§ EXERCISE TASK
Could you retype every one of the rows below character for character, omitting the pictures?

—————

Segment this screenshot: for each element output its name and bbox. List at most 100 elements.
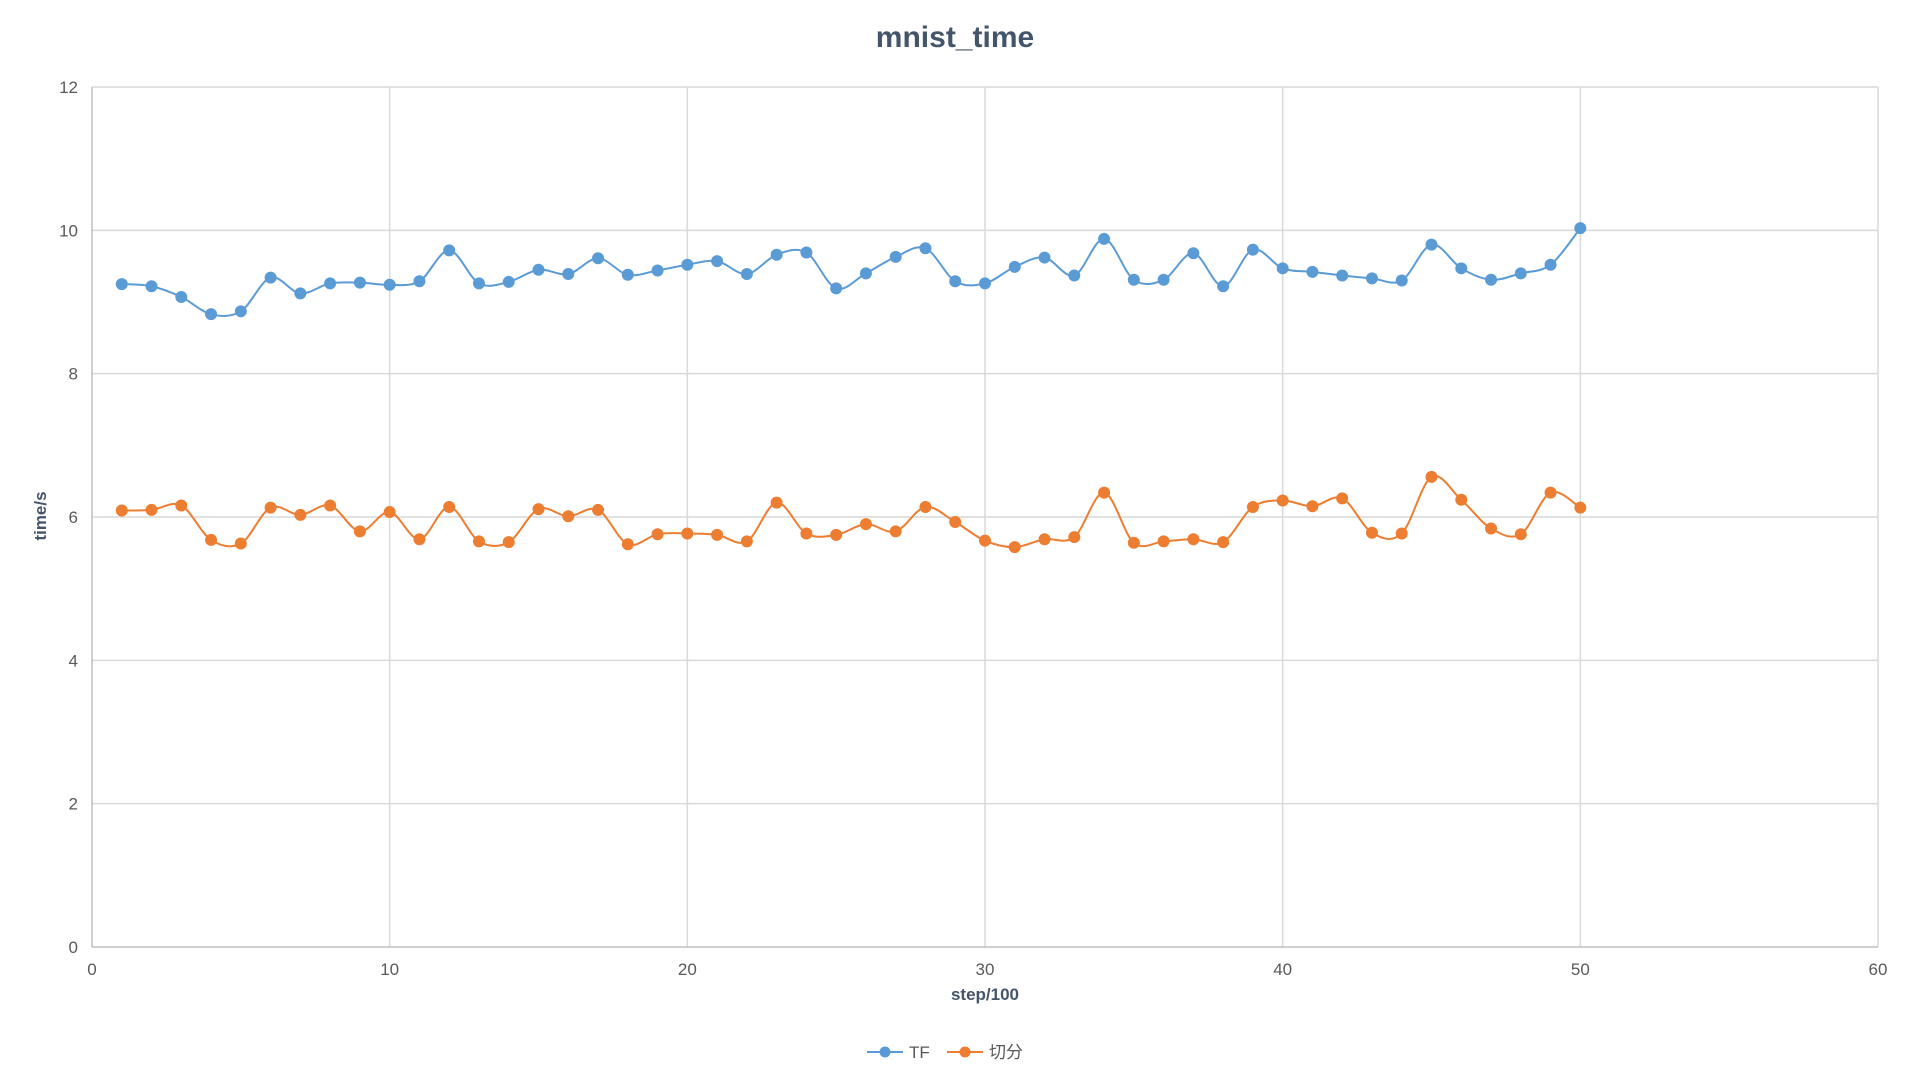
data-point bbox=[919, 242, 932, 255]
data-point bbox=[294, 287, 307, 300]
data-point bbox=[502, 275, 515, 288]
axes bbox=[91, 87, 1878, 948]
data-point bbox=[859, 267, 872, 280]
data-point bbox=[175, 290, 188, 303]
data-point bbox=[1336, 269, 1349, 282]
data-point bbox=[264, 271, 277, 284]
x-tick-label: 20 bbox=[678, 960, 697, 979]
data-point bbox=[324, 499, 337, 512]
series-tf bbox=[115, 222, 1587, 321]
data-point bbox=[1425, 238, 1438, 251]
series-split bbox=[115, 470, 1587, 554]
data-point bbox=[770, 496, 783, 509]
data-point bbox=[1157, 273, 1170, 286]
data-point bbox=[889, 250, 902, 263]
x-tick-label: 0 bbox=[87, 960, 96, 979]
data-point bbox=[1246, 243, 1259, 256]
data-point bbox=[324, 277, 337, 290]
data-point bbox=[1187, 533, 1200, 546]
data-point bbox=[1276, 494, 1289, 507]
data-point bbox=[1425, 470, 1438, 483]
data-point bbox=[115, 278, 128, 291]
data-point bbox=[1485, 522, 1498, 535]
x-tick-label: 50 bbox=[1571, 960, 1590, 979]
data-point bbox=[1574, 501, 1587, 514]
data-point bbox=[800, 527, 813, 540]
data-point bbox=[1127, 536, 1140, 549]
data-point bbox=[145, 280, 158, 293]
data-point bbox=[1038, 533, 1051, 546]
data-point bbox=[1455, 262, 1468, 275]
legend-label: 切分 bbox=[989, 1043, 1023, 1062]
data-point bbox=[1246, 500, 1259, 513]
data-point bbox=[859, 518, 872, 531]
data-point bbox=[1217, 536, 1230, 549]
x-tick-label: 40 bbox=[1273, 960, 1292, 979]
data-point bbox=[711, 528, 724, 541]
data-point bbox=[1187, 247, 1200, 260]
data-point bbox=[711, 255, 724, 268]
data-point bbox=[294, 508, 307, 521]
data-point bbox=[1395, 527, 1408, 540]
gridlines bbox=[92, 86, 1879, 947]
data-point bbox=[681, 258, 694, 271]
legend-label: TF bbox=[909, 1043, 930, 1062]
data-point bbox=[532, 503, 545, 516]
data-point bbox=[1008, 260, 1021, 273]
data-point bbox=[592, 252, 605, 265]
data-point bbox=[145, 503, 158, 516]
data-point bbox=[205, 308, 218, 321]
legend-item: TF bbox=[867, 1043, 930, 1062]
data-point bbox=[1514, 267, 1527, 280]
data-point bbox=[562, 510, 575, 523]
data-point bbox=[1544, 258, 1557, 271]
legend: TF 切分 bbox=[867, 1043, 1023, 1062]
data-point bbox=[740, 535, 753, 548]
data-point bbox=[1365, 272, 1378, 285]
data-point bbox=[1485, 273, 1498, 286]
data-point bbox=[1127, 273, 1140, 286]
y-tick-label: 0 bbox=[69, 938, 78, 957]
x-tick-label: 10 bbox=[380, 960, 399, 979]
data-point bbox=[1068, 531, 1081, 544]
data-point bbox=[115, 504, 128, 517]
x-tick-label: 60 bbox=[1869, 960, 1888, 979]
data-point bbox=[562, 268, 575, 281]
series-layer bbox=[115, 222, 1587, 554]
data-point bbox=[234, 305, 247, 318]
series-line bbox=[121, 474, 1581, 549]
data-point bbox=[1217, 280, 1230, 293]
data-point bbox=[1098, 232, 1111, 245]
data-point bbox=[1068, 269, 1081, 282]
y-tick-label: 8 bbox=[69, 365, 78, 384]
data-point bbox=[205, 533, 218, 546]
legend-item: 切分 bbox=[947, 1043, 1023, 1062]
data-point bbox=[1365, 526, 1378, 539]
tick-labels: 0 2 4 6 8 10 12 0 10 20 30 40 50 60 bbox=[59, 78, 1887, 979]
data-point bbox=[830, 528, 843, 541]
data-point bbox=[651, 264, 664, 277]
data-point bbox=[1306, 265, 1319, 278]
data-point bbox=[413, 533, 426, 546]
data-point bbox=[175, 499, 188, 512]
y-tick-label: 6 bbox=[69, 508, 78, 527]
data-point bbox=[1336, 492, 1349, 505]
data-point bbox=[1157, 535, 1170, 548]
data-point bbox=[949, 275, 962, 288]
data-point bbox=[979, 534, 991, 547]
data-point bbox=[353, 276, 366, 289]
data-point bbox=[443, 244, 456, 257]
data-point bbox=[472, 277, 485, 290]
data-point bbox=[353, 525, 366, 538]
legend-marker bbox=[879, 1046, 891, 1058]
data-point bbox=[830, 282, 843, 295]
data-point bbox=[1395, 274, 1408, 287]
series-line bbox=[121, 227, 1582, 317]
data-point bbox=[621, 538, 634, 551]
data-point bbox=[383, 278, 396, 291]
data-point bbox=[1038, 251, 1051, 264]
y-tick-label: 2 bbox=[69, 795, 78, 814]
data-point bbox=[234, 537, 247, 550]
data-point bbox=[1574, 222, 1587, 235]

—————

§ RESULT OF THE TASK
Segment this screenshot: for each element output its name and bbox. List at most 100 elements.
data-point bbox=[919, 242, 932, 255]
data-point bbox=[294, 287, 307, 300]
data-point bbox=[502, 275, 515, 288]
axes bbox=[91, 87, 1878, 948]
data-point bbox=[859, 267, 872, 280]
data-point bbox=[175, 290, 188, 303]
data-point bbox=[1336, 269, 1349, 282]
data-point bbox=[264, 271, 277, 284]
x-tick-label: 20 bbox=[678, 960, 697, 979]
data-point bbox=[324, 499, 337, 512]
series-tf bbox=[115, 222, 1587, 321]
data-point bbox=[1425, 238, 1438, 251]
series-split bbox=[115, 470, 1587, 554]
data-point bbox=[770, 496, 783, 509]
data-point bbox=[1157, 273, 1170, 286]
data-point bbox=[889, 250, 902, 263]
x-tick-label: 0 bbox=[87, 960, 96, 979]
data-point bbox=[1246, 243, 1259, 256]
data-point bbox=[324, 277, 337, 290]
data-point bbox=[1187, 533, 1200, 546]
data-point bbox=[1276, 494, 1289, 507]
data-point bbox=[1425, 470, 1438, 483]
data-point bbox=[115, 278, 128, 291]
data-point bbox=[1485, 522, 1498, 535]
x-tick-label: 50 bbox=[1571, 960, 1590, 979]
data-point bbox=[1574, 501, 1587, 514]
data-point bbox=[800, 527, 813, 540]
data-point bbox=[1127, 536, 1140, 549]
data-point bbox=[145, 280, 158, 293]
data-point bbox=[1038, 533, 1051, 546]
data-point bbox=[1455, 262, 1468, 275]
legend-label: 切分 bbox=[989, 1043, 1023, 1062]
data-point bbox=[1246, 500, 1259, 513]
data-point bbox=[859, 518, 872, 531]
data-point bbox=[1217, 536, 1230, 549]
x-tick-label: 40 bbox=[1273, 960, 1292, 979]
data-point bbox=[711, 528, 724, 541]
data-point bbox=[1187, 247, 1200, 260]
data-point bbox=[711, 255, 724, 268]
data-point bbox=[294, 508, 307, 521]
data-point bbox=[1395, 527, 1408, 540]
gridlines bbox=[92, 86, 1879, 947]
data-point bbox=[681, 258, 694, 271]
legend-label: TF bbox=[909, 1043, 930, 1062]
data-point bbox=[532, 503, 545, 516]
data-point bbox=[1008, 260, 1021, 273]
data-point bbox=[592, 252, 605, 265]
data-point bbox=[145, 503, 158, 516]
data-point bbox=[205, 308, 218, 321]
legend-item: TF bbox=[867, 1043, 930, 1062]
data-point bbox=[1514, 267, 1527, 280]
data-point bbox=[562, 510, 575, 523]
data-point bbox=[1544, 258, 1557, 271]
legend: TF 切分 bbox=[867, 1043, 1023, 1062]
data-point bbox=[740, 535, 753, 548]
data-point bbox=[1365, 272, 1378, 285]
data-point bbox=[1485, 273, 1498, 286]
data-point bbox=[1127, 273, 1140, 286]
y-tick-label: 0 bbox=[69, 938, 78, 957]
x-tick-label: 10 bbox=[380, 960, 399, 979]
data-point bbox=[1068, 531, 1081, 544]
data-point bbox=[115, 504, 128, 517]
x-tick-label: 60 bbox=[1869, 960, 1888, 979]
data-point bbox=[562, 268, 575, 281]
series-layer bbox=[115, 222, 1587, 554]
data-point bbox=[234, 305, 247, 318]
series-line bbox=[121, 474, 1581, 549]
data-point bbox=[1217, 280, 1230, 293]
data-point bbox=[1098, 232, 1111, 245]
data-point bbox=[1068, 269, 1081, 282]
y-tick-label: 8 bbox=[69, 365, 78, 384]
data-point bbox=[205, 533, 218, 546]
legend-item: 切分 bbox=[947, 1043, 1023, 1062]
data-point bbox=[1365, 526, 1378, 539]
tick-labels: 0 2 4 6 8 10 12 0 10 20 30 40 50 60 bbox=[59, 78, 1887, 979]
data-point bbox=[830, 528, 843, 541]
data-point bbox=[651, 264, 664, 277]
data-point bbox=[1306, 265, 1319, 278]
data-point bbox=[413, 533, 426, 546]
data-point bbox=[175, 499, 188, 512]
y-tick-label: 6 bbox=[69, 508, 78, 527]
data-point bbox=[1336, 492, 1349, 505]
data-point bbox=[1157, 535, 1170, 548]
data-point bbox=[949, 275, 962, 288]
data-point bbox=[979, 534, 991, 547]
data-point bbox=[353, 276, 366, 289]
data-point bbox=[443, 244, 456, 257]
data-point bbox=[472, 277, 485, 290]
data-point bbox=[353, 525, 366, 538]
legend-marker bbox=[879, 1046, 891, 1058]
data-point bbox=[830, 282, 843, 295]
data-point bbox=[1395, 274, 1408, 287]
series-line bbox=[121, 227, 1582, 317]
data-point bbox=[621, 538, 634, 551]
data-point bbox=[383, 278, 396, 291]
data-point bbox=[1038, 251, 1051, 264]
y-tick-label: 2 bbox=[69, 795, 78, 814]
data-point bbox=[234, 537, 247, 550]
data-point bbox=[1574, 222, 1587, 235]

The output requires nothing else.